◆ Objective:
For every line in the records that has the word "політика", make a copy.

◆ ◆ ◆ ◆ ◆ ◆ ◆

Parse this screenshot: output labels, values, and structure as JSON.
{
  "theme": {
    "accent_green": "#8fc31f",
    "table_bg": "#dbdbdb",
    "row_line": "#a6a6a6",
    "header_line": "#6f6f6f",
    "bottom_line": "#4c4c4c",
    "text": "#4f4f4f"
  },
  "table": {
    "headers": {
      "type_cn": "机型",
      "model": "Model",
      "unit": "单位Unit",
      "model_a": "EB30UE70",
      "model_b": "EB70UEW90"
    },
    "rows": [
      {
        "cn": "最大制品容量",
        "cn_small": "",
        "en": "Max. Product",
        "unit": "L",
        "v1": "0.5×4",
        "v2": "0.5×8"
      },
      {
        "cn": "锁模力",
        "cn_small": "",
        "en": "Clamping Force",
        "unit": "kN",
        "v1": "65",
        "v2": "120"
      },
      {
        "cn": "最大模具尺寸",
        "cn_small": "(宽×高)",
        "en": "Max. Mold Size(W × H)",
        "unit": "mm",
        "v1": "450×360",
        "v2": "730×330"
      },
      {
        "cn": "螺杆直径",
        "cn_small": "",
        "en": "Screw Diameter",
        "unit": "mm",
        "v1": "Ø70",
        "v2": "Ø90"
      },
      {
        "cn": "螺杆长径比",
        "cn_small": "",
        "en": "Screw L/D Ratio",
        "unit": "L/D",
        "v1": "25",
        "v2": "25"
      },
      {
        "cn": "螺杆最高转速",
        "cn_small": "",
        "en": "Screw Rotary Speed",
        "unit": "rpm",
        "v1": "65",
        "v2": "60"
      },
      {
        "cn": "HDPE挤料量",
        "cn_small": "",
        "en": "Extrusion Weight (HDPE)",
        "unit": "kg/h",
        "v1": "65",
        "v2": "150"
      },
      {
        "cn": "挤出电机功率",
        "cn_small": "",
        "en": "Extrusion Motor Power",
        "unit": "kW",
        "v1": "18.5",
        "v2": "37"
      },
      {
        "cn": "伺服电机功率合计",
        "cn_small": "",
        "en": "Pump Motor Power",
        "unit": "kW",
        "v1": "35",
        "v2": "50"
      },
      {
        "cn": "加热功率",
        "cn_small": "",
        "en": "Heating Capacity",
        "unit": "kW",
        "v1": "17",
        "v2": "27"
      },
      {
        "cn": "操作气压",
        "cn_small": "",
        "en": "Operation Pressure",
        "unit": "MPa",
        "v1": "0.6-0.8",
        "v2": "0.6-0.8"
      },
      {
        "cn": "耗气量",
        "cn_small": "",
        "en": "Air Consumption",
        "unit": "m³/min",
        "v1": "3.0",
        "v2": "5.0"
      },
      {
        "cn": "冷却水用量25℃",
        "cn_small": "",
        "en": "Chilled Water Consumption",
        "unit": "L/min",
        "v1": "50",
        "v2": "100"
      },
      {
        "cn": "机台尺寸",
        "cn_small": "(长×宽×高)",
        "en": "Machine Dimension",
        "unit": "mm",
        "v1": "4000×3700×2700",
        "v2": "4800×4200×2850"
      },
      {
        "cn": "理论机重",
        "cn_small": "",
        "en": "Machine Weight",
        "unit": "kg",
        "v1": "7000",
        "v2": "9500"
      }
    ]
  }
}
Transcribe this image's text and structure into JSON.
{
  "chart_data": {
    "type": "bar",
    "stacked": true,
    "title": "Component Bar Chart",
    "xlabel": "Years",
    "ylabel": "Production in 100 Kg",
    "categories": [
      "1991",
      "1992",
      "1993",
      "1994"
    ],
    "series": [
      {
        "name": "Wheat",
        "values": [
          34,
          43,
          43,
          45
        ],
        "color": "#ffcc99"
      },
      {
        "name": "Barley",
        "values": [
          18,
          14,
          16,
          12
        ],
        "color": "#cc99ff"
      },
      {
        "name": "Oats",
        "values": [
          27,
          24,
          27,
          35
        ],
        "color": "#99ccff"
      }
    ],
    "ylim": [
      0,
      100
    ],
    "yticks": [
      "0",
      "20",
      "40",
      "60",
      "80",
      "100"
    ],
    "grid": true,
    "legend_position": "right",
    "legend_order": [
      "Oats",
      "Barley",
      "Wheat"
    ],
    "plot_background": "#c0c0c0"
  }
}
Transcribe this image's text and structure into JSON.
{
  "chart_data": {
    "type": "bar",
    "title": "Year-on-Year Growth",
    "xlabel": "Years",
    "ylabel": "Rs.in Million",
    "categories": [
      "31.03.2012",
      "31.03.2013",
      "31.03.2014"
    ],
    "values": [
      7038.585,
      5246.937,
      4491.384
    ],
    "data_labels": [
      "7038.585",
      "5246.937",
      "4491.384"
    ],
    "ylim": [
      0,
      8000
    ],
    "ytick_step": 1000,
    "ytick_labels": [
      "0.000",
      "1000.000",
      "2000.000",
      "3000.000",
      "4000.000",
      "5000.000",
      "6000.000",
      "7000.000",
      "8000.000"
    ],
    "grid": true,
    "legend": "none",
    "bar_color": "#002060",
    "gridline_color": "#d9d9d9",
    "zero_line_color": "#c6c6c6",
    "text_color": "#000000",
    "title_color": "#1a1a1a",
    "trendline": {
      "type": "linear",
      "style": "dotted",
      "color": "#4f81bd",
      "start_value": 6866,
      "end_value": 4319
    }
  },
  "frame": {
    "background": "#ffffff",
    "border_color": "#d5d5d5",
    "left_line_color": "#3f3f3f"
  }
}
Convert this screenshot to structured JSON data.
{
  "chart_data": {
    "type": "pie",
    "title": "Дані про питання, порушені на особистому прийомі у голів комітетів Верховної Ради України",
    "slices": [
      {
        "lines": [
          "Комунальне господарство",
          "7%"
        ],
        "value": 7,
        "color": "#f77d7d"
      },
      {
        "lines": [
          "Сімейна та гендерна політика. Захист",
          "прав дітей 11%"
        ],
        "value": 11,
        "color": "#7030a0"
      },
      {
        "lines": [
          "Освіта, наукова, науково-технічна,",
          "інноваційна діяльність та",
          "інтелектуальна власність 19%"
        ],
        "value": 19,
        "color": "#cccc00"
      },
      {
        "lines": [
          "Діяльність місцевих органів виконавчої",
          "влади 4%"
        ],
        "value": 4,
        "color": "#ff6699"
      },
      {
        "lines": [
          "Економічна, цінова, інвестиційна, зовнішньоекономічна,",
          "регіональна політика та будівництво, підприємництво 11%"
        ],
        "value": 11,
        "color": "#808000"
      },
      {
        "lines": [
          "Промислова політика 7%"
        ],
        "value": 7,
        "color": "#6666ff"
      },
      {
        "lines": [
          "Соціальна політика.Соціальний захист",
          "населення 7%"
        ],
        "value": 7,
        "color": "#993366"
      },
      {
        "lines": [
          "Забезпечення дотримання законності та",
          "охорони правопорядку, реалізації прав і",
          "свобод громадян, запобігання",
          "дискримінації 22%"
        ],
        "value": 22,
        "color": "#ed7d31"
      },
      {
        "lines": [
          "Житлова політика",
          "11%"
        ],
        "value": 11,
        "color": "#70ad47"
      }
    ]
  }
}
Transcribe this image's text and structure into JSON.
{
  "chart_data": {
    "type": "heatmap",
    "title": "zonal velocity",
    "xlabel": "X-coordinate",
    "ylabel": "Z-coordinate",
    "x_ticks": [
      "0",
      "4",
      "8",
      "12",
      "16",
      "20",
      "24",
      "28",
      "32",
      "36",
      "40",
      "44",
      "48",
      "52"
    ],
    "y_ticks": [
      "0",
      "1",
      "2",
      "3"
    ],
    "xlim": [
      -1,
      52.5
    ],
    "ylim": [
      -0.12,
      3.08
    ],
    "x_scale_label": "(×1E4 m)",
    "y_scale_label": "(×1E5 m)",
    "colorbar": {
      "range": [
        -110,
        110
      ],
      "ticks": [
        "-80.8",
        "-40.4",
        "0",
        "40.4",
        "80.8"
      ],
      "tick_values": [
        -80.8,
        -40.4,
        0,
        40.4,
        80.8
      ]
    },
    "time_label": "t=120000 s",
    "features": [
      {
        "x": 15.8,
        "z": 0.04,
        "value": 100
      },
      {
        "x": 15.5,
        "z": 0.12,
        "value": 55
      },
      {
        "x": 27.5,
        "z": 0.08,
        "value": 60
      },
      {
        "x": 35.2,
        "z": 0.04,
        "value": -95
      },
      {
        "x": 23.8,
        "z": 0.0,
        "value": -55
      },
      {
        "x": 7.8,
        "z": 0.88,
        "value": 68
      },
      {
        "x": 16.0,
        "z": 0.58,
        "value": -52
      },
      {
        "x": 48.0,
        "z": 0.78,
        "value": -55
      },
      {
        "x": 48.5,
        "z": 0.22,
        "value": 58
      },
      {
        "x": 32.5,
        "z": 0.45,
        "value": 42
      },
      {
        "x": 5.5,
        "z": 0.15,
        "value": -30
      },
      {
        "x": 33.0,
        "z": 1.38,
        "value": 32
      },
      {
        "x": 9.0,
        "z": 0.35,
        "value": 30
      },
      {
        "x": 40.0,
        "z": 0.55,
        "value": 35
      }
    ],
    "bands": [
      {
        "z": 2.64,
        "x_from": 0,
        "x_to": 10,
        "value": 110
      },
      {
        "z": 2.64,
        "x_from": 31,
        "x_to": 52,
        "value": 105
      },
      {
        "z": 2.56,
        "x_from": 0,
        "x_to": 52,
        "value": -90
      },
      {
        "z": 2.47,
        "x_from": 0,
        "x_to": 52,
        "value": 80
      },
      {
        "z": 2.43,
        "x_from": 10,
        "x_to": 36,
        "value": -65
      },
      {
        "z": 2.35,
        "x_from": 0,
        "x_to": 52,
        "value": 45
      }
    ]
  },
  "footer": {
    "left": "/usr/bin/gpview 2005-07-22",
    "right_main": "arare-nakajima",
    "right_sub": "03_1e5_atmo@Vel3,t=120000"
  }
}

◆ ◆ ◆ ◆ ◆ ◆ ◆

◆ Answer to the problem:
          "Сімейна та гендерна політика. Захист",
          "регіональна політика та будівництво, підприємництво 11%"
          "Промислова політика 7%"
          "Соціальна політика.Соціальний захист",
          "Житлова політика",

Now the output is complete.